▸ **SUPPLIED MATERIAL**
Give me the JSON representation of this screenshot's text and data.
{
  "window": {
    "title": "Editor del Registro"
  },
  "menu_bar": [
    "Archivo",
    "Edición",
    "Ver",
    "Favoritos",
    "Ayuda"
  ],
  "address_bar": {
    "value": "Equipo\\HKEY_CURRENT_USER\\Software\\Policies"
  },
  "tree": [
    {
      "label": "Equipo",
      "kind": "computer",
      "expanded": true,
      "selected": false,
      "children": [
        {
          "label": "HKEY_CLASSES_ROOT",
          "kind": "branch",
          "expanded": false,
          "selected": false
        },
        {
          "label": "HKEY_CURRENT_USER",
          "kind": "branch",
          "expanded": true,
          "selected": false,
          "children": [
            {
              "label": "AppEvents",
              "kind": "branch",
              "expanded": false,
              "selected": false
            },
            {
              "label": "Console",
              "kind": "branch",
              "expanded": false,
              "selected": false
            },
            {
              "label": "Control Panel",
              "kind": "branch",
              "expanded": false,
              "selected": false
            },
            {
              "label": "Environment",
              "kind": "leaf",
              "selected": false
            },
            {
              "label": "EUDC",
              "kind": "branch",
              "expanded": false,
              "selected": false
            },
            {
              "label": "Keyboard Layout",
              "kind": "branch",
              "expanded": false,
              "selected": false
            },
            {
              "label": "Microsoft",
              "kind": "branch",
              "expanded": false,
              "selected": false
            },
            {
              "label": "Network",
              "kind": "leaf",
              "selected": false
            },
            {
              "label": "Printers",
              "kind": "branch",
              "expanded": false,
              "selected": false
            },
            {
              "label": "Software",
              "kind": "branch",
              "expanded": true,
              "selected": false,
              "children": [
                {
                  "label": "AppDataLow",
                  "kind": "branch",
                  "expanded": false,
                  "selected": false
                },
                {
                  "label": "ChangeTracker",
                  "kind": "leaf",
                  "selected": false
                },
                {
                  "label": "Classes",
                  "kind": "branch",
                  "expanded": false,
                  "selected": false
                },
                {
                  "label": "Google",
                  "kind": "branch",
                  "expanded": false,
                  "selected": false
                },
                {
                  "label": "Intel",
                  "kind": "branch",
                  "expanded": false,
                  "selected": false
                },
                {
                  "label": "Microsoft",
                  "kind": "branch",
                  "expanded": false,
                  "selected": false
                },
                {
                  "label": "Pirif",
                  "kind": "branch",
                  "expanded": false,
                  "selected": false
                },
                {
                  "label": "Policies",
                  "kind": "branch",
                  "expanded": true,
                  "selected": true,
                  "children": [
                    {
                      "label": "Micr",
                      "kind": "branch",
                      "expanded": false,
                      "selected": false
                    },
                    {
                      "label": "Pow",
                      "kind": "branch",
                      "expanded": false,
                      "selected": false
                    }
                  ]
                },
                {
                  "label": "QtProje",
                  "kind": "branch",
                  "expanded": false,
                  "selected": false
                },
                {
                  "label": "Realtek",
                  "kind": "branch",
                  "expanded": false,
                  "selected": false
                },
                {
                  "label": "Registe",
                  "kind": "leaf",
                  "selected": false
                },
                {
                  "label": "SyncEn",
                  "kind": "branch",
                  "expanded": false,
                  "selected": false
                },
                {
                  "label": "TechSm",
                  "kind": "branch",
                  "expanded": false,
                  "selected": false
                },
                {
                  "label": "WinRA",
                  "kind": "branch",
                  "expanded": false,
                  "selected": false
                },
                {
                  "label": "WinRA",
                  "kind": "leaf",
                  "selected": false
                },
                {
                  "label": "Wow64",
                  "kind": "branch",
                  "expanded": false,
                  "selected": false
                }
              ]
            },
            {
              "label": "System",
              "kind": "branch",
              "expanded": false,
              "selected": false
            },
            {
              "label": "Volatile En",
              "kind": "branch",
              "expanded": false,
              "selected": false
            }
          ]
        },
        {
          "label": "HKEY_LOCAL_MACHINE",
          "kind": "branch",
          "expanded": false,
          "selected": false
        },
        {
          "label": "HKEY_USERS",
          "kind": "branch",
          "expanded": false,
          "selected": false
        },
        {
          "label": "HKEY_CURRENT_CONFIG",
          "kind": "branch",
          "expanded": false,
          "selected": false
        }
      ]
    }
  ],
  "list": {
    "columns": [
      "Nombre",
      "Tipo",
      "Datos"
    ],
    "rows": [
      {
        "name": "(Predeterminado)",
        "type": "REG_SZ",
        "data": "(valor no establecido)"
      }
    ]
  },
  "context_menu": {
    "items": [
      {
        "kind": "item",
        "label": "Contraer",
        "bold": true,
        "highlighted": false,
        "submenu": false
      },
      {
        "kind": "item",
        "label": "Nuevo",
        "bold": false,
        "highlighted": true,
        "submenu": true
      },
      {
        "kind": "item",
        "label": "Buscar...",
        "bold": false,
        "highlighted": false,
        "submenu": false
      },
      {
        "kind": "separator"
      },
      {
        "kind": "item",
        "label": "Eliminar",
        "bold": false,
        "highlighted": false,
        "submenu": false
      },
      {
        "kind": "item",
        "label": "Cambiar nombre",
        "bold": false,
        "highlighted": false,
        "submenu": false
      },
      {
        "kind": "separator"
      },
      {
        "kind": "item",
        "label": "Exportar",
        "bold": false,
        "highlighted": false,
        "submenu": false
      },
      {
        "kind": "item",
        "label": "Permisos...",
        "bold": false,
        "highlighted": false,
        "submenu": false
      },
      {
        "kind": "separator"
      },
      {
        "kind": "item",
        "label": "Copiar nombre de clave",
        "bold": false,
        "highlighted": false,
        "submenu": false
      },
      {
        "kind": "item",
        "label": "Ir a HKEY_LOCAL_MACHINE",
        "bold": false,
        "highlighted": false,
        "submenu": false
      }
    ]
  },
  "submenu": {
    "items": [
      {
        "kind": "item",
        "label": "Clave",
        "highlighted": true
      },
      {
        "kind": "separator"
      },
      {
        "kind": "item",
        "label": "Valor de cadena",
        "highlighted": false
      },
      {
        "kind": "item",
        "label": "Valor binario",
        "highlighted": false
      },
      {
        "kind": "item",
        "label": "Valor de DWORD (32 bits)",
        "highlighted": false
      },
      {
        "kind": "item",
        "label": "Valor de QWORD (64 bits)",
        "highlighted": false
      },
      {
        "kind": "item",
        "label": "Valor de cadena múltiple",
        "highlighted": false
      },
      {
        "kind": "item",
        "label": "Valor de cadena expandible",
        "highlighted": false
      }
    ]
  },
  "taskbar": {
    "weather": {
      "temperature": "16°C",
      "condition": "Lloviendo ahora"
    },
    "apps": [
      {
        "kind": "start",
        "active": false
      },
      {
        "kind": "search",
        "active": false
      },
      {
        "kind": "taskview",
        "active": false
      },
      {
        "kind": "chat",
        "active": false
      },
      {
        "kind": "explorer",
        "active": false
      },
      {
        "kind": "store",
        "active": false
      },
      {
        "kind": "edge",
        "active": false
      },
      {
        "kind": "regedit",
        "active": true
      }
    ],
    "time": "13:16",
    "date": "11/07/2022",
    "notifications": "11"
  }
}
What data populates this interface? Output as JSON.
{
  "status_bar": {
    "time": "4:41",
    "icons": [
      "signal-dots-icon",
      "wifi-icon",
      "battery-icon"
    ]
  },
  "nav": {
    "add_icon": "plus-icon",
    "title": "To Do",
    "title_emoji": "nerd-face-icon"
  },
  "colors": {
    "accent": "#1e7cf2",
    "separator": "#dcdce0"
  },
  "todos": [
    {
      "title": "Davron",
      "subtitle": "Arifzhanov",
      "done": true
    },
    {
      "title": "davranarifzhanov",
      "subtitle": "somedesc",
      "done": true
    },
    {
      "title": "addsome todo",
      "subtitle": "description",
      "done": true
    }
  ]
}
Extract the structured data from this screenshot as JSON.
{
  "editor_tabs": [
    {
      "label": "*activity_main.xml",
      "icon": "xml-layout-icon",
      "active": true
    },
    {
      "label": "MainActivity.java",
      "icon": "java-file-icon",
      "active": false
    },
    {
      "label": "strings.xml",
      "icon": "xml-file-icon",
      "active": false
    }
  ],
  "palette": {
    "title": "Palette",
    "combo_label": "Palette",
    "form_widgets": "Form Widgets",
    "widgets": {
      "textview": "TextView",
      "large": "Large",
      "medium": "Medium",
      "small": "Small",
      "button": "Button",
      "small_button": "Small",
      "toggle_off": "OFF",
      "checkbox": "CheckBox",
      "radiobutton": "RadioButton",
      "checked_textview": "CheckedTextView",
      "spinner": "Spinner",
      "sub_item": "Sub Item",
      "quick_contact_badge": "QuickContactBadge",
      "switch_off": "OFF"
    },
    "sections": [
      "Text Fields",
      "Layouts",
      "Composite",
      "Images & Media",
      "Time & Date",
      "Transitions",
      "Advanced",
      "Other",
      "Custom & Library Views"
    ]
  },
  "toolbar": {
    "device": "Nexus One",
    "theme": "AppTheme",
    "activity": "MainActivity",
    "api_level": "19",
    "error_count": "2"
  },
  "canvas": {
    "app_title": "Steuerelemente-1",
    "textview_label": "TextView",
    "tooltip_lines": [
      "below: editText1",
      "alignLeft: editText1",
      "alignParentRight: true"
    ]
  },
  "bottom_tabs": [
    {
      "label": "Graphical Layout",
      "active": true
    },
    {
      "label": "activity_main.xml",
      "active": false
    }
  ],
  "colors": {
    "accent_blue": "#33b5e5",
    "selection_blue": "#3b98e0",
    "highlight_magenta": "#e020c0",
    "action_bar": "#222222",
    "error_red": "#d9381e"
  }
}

▸ **WHAT IS NEEDED**
Of all the lines above, how many contain the word "screenshot"? Answer with only the number.

▸ **EXERCISE SOLUTION**
2